**TASK**.
Below is a listing to repeat exactly, with its pictures left out.

**SOURCE DATA**.
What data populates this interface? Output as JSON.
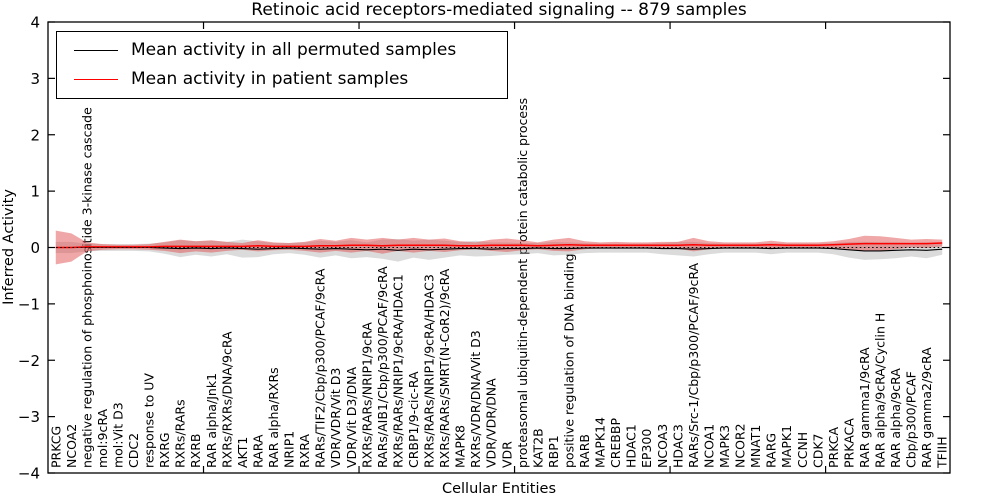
{
  "title": "Retinoic acid receptors-mediated signaling -- 879 samples",
  "legend": {
    "entries": [
      {
        "label": "Mean activity in all permuted samples",
        "color": "#000000"
      },
      {
        "label": "Mean activity in patient samples",
        "color": "#ff0000"
      }
    ]
  },
  "colors": {
    "permuted_line": "#000000",
    "permuted_band": "#999999",
    "patient_line": "#ff0000",
    "patient_band": "#e05050",
    "axis": "#000000",
    "background": "#ffffff"
  },
  "chart_data": {
    "type": "line",
    "title": "Retinoic acid receptors-mediated signaling -- 879 samples",
    "xlabel": "Cellular Entities",
    "ylabel": "Inferred Activity",
    "ylim": [
      -4,
      4
    ],
    "yticks": [
      -4,
      -3,
      -2,
      -1,
      0,
      1,
      2,
      3,
      4
    ],
    "xtick_units": [
      10,
      20,
      30,
      40,
      50
    ],
    "grid": false,
    "legend_position": "upper left",
    "zero_line": {
      "y": 0,
      "style": "dotted",
      "color": "#000000"
    },
    "categories": [
      "PRKCG",
      "NCOA2",
      "negative regulation of phosphoinositide 3-kinase cascade",
      "mol:9cRA",
      "mol:Vit D3",
      "CDC2",
      "response to UV",
      "RXRG",
      "RXRs/RARs",
      "RXRB",
      "RAR alpha/Jnk1",
      "RXRs/RXRs/DNA/9cRA",
      "AKT1",
      "RARA",
      "RAR alpha/RXRs",
      "NRIP1",
      "RXRA",
      "RARs/TIF2/Cbp/p300/PCAF/9cRA",
      "VDR/VDR/Vit D3",
      "VDR/Vit D3/DNA",
      "RXRs/RARs/NRIP1/9cRA",
      "RARs/AIB1/Cbp/p300/PCAF/9cRA",
      "RXRs/RARs/NRIP1/9cRA/HDAC1",
      "CRBP1/9-cic-RA",
      "RXRs/RARs/NRIP1/9cRA/HDAC3",
      "RXRs/RARs/SMRT(N-CoR2)/9cRA",
      "MAPK8",
      "RXRs/VDR/DNA/Vit D3",
      "VDR/VDR/DNA",
      "VDR",
      "proteasomal ubiquitin-dependent protein catabolic process",
      "KAT2B",
      "RBP1",
      "positive regulation of DNA binding",
      "RARB",
      "MAPK14",
      "CREBBP",
      "HDAC1",
      "EP300",
      "NCOA3",
      "HDAC3",
      "RARs/Src-1/Cbp/p300/PCAF/9cRA",
      "NCOA1",
      "MAPK3",
      "NCOR2",
      "MNAT1",
      "RARG",
      "MAPK1",
      "CCNH",
      "CDK7",
      "PRKCA",
      "PRKACA",
      "RAR gamma1/9cRA",
      "RAR alpha/9cRA/Cyclin H",
      "RAR alpha/9cRA",
      "Cbp/p300/PCAF",
      "RAR gamma2/9cRA",
      "TFIIH"
    ],
    "series": [
      {
        "name": "Mean activity in all permuted samples",
        "color": "#000000",
        "values": [
          0.0,
          0.0,
          0.0,
          0.0,
          0.0,
          0.0,
          0.0,
          -0.01,
          -0.02,
          -0.01,
          -0.02,
          -0.01,
          -0.02,
          -0.03,
          -0.02,
          -0.01,
          -0.02,
          -0.03,
          -0.02,
          -0.03,
          -0.04,
          -0.03,
          -0.05,
          -0.03,
          -0.04,
          -0.03,
          -0.02,
          -0.02,
          -0.03,
          -0.02,
          -0.02,
          -0.01,
          -0.02,
          -0.02,
          -0.01,
          -0.01,
          -0.01,
          -0.01,
          -0.01,
          -0.02,
          -0.02,
          -0.03,
          -0.02,
          -0.01,
          -0.01,
          -0.01,
          -0.02,
          -0.01,
          -0.01,
          -0.01,
          -0.02,
          -0.04,
          -0.06,
          -0.06,
          -0.05,
          -0.04,
          -0.05,
          -0.03
        ],
        "band_half_width": [
          0.1,
          0.1,
          0.07,
          0.06,
          0.06,
          0.06,
          0.07,
          0.1,
          0.15,
          0.12,
          0.14,
          0.11,
          0.16,
          0.14,
          0.1,
          0.09,
          0.11,
          0.15,
          0.12,
          0.16,
          0.13,
          0.17,
          0.2,
          0.15,
          0.18,
          0.15,
          0.12,
          0.14,
          0.12,
          0.11,
          0.1,
          0.09,
          0.12,
          0.11,
          0.09,
          0.08,
          0.08,
          0.08,
          0.08,
          0.1,
          0.12,
          0.13,
          0.1,
          0.08,
          0.08,
          0.08,
          0.1,
          0.08,
          0.08,
          0.08,
          0.1,
          0.14,
          0.16,
          0.15,
          0.14,
          0.12,
          0.14,
          0.1
        ]
      },
      {
        "name": "Mean activity in patient samples",
        "color": "#ff0000",
        "values": [
          0.0,
          0.0,
          0.01,
          0.01,
          0.01,
          0.01,
          0.01,
          0.02,
          0.02,
          0.02,
          0.02,
          0.02,
          0.02,
          0.03,
          0.02,
          0.02,
          0.02,
          0.03,
          0.03,
          0.04,
          0.04,
          0.03,
          0.04,
          0.04,
          0.04,
          0.04,
          0.03,
          0.03,
          0.04,
          0.04,
          0.04,
          0.03,
          0.04,
          0.05,
          0.04,
          0.04,
          0.04,
          0.04,
          0.04,
          0.04,
          0.04,
          0.05,
          0.04,
          0.04,
          0.04,
          0.04,
          0.05,
          0.04,
          0.04,
          0.04,
          0.05,
          0.06,
          0.07,
          0.07,
          0.07,
          0.07,
          0.07,
          0.08
        ],
        "band_half_width": [
          0.3,
          0.25,
          0.08,
          0.05,
          0.04,
          0.04,
          0.05,
          0.08,
          0.12,
          0.09,
          0.11,
          0.08,
          0.06,
          0.1,
          0.07,
          0.06,
          0.08,
          0.12,
          0.09,
          0.13,
          0.1,
          0.14,
          0.1,
          0.13,
          0.1,
          0.12,
          0.08,
          0.06,
          0.1,
          0.12,
          0.09,
          0.06,
          0.1,
          0.12,
          0.07,
          0.05,
          0.06,
          0.05,
          0.05,
          0.06,
          0.06,
          0.12,
          0.07,
          0.05,
          0.05,
          0.05,
          0.07,
          0.05,
          0.05,
          0.05,
          0.06,
          0.09,
          0.14,
          0.13,
          0.1,
          0.07,
          0.08,
          0.06
        ]
      }
    ]
  }
}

**RESULT OF THIS TASK**.
What data populates this interface? Output as JSON.
{
  "title": "Retinoic acid receptors-mediated signaling -- 879 samples",
  "legend": {
    "entries": [
      {
        "label": "Mean activity in all permuted samples",
        "color": "#000000"
      },
      {
        "label": "Mean activity in patient samples",
        "color": "#ff0000"
      }
    ]
  },
  "colors": {
    "permuted_line": "#000000",
    "permuted_band": "#999999",
    "patient_line": "#ff0000",
    "patient_band": "#e05050",
    "axis": "#000000",
    "background": "#ffffff"
  },
  "chart_data": {
    "type": "line",
    "title": "Retinoic acid receptors-mediated signaling -- 879 samples",
    "xlabel": "Cellular Entities",
    "ylabel": "Inferred Activity",
    "ylim": [
      -4,
      4
    ],
    "yticks": [
      -4,
      -3,
      -2,
      -1,
      0,
      1,
      2,
      3,
      4
    ],
    "xtick_units": [
      10,
      20,
      30,
      40,
      50
    ],
    "grid": false,
    "legend_position": "upper left",
    "zero_line": {
      "y": 0,
      "style": "dotted",
      "color": "#000000"
    },
    "categories": [
      "PRKCG",
      "NCOA2",
      "negative regulation of phosphoinositide 3-kinase cascade",
      "mol:9cRA",
      "mol:Vit D3",
      "CDC2",
      "response to UV",
      "RXRG",
      "RXRs/RARs",
      "RXRB",
      "RAR alpha/Jnk1",
      "RXRs/RXRs/DNA/9cRA",
      "AKT1",
      "RARA",
      "RAR alpha/RXRs",
      "NRIP1",
      "RXRA",
      "RARs/TIF2/Cbp/p300/PCAF/9cRA",
      "VDR/VDR/Vit D3",
      "VDR/Vit D3/DNA",
      "RXRs/RARs/NRIP1/9cRA",
      "RARs/AIB1/Cbp/p300/PCAF/9cRA",
      "RXRs/RARs/NRIP1/9cRA/HDAC1",
      "CRBP1/9-cic-RA",
      "RXRs/RARs/NRIP1/9cRA/HDAC3",
      "RXRs/RARs/SMRT(N-CoR2)/9cRA",
      "MAPK8",
      "RXRs/VDR/DNA/Vit D3",
      "VDR/VDR/DNA",
      "VDR",
      "proteasomal ubiquitin-dependent protein catabolic process",
      "KAT2B",
      "RBP1",
      "positive regulation of DNA binding",
      "RARB",
      "MAPK14",
      "CREBBP",
      "HDAC1",
      "EP300",
      "NCOA3",
      "HDAC3",
      "RARs/Src-1/Cbp/p300/PCAF/9cRA",
      "NCOA1",
      "MAPK3",
      "NCOR2",
      "MNAT1",
      "RARG",
      "MAPK1",
      "CCNH",
      "CDK7",
      "PRKCA",
      "PRKACA",
      "RAR gamma1/9cRA",
      "RAR alpha/9cRA/Cyclin H",
      "RAR alpha/9cRA",
      "Cbp/p300/PCAF",
      "RAR gamma2/9cRA",
      "TFIIH"
    ],
    "series": [
      {
        "name": "Mean activity in all permuted samples",
        "color": "#000000",
        "values": [
          0.0,
          0.0,
          0.0,
          0.0,
          0.0,
          0.0,
          0.0,
          -0.01,
          -0.02,
          -0.01,
          -0.02,
          -0.01,
          -0.02,
          -0.03,
          -0.02,
          -0.01,
          -0.02,
          -0.03,
          -0.02,
          -0.03,
          -0.04,
          -0.03,
          -0.05,
          -0.03,
          -0.04,
          -0.03,
          -0.02,
          -0.02,
          -0.03,
          -0.02,
          -0.02,
          -0.01,
          -0.02,
          -0.02,
          -0.01,
          -0.01,
          -0.01,
          -0.01,
          -0.01,
          -0.02,
          -0.02,
          -0.03,
          -0.02,
          -0.01,
          -0.01,
          -0.01,
          -0.02,
          -0.01,
          -0.01,
          -0.01,
          -0.02,
          -0.04,
          -0.06,
          -0.06,
          -0.05,
          -0.04,
          -0.05,
          -0.03
        ],
        "band_half_width": [
          0.1,
          0.1,
          0.07,
          0.06,
          0.06,
          0.06,
          0.07,
          0.1,
          0.15,
          0.12,
          0.14,
          0.11,
          0.16,
          0.14,
          0.1,
          0.09,
          0.11,
          0.15,
          0.12,
          0.16,
          0.13,
          0.17,
          0.2,
          0.15,
          0.18,
          0.15,
          0.12,
          0.14,
          0.12,
          0.11,
          0.1,
          0.09,
          0.12,
          0.11,
          0.09,
          0.08,
          0.08,
          0.08,
          0.08,
          0.1,
          0.12,
          0.13,
          0.1,
          0.08,
          0.08,
          0.08,
          0.1,
          0.08,
          0.08,
          0.08,
          0.1,
          0.14,
          0.16,
          0.15,
          0.14,
          0.12,
          0.14,
          0.1
        ]
      },
      {
        "name": "Mean activity in patient samples",
        "color": "#ff0000",
        "values": [
          0.0,
          0.0,
          0.01,
          0.01,
          0.01,
          0.01,
          0.01,
          0.02,
          0.02,
          0.02,
          0.02,
          0.02,
          0.02,
          0.03,
          0.02,
          0.02,
          0.02,
          0.03,
          0.03,
          0.04,
          0.04,
          0.03,
          0.04,
          0.04,
          0.04,
          0.04,
          0.03,
          0.03,
          0.04,
          0.04,
          0.04,
          0.03,
          0.04,
          0.05,
          0.04,
          0.04,
          0.04,
          0.04,
          0.04,
          0.04,
          0.04,
          0.05,
          0.04,
          0.04,
          0.04,
          0.04,
          0.05,
          0.04,
          0.04,
          0.04,
          0.05,
          0.06,
          0.07,
          0.07,
          0.07,
          0.07,
          0.07,
          0.08
        ],
        "band_half_width": [
          0.3,
          0.25,
          0.08,
          0.05,
          0.04,
          0.04,
          0.05,
          0.08,
          0.12,
          0.09,
          0.11,
          0.08,
          0.06,
          0.1,
          0.07,
          0.06,
          0.08,
          0.12,
          0.09,
          0.13,
          0.1,
          0.14,
          0.1,
          0.13,
          0.1,
          0.12,
          0.08,
          0.06,
          0.1,
          0.12,
          0.09,
          0.06,
          0.1,
          0.12,
          0.07,
          0.05,
          0.06,
          0.05,
          0.05,
          0.06,
          0.06,
          0.12,
          0.07,
          0.05,
          0.05,
          0.05,
          0.07,
          0.05,
          0.05,
          0.05,
          0.06,
          0.09,
          0.14,
          0.13,
          0.1,
          0.07,
          0.08,
          0.06
        ]
      }
    ]
  }
}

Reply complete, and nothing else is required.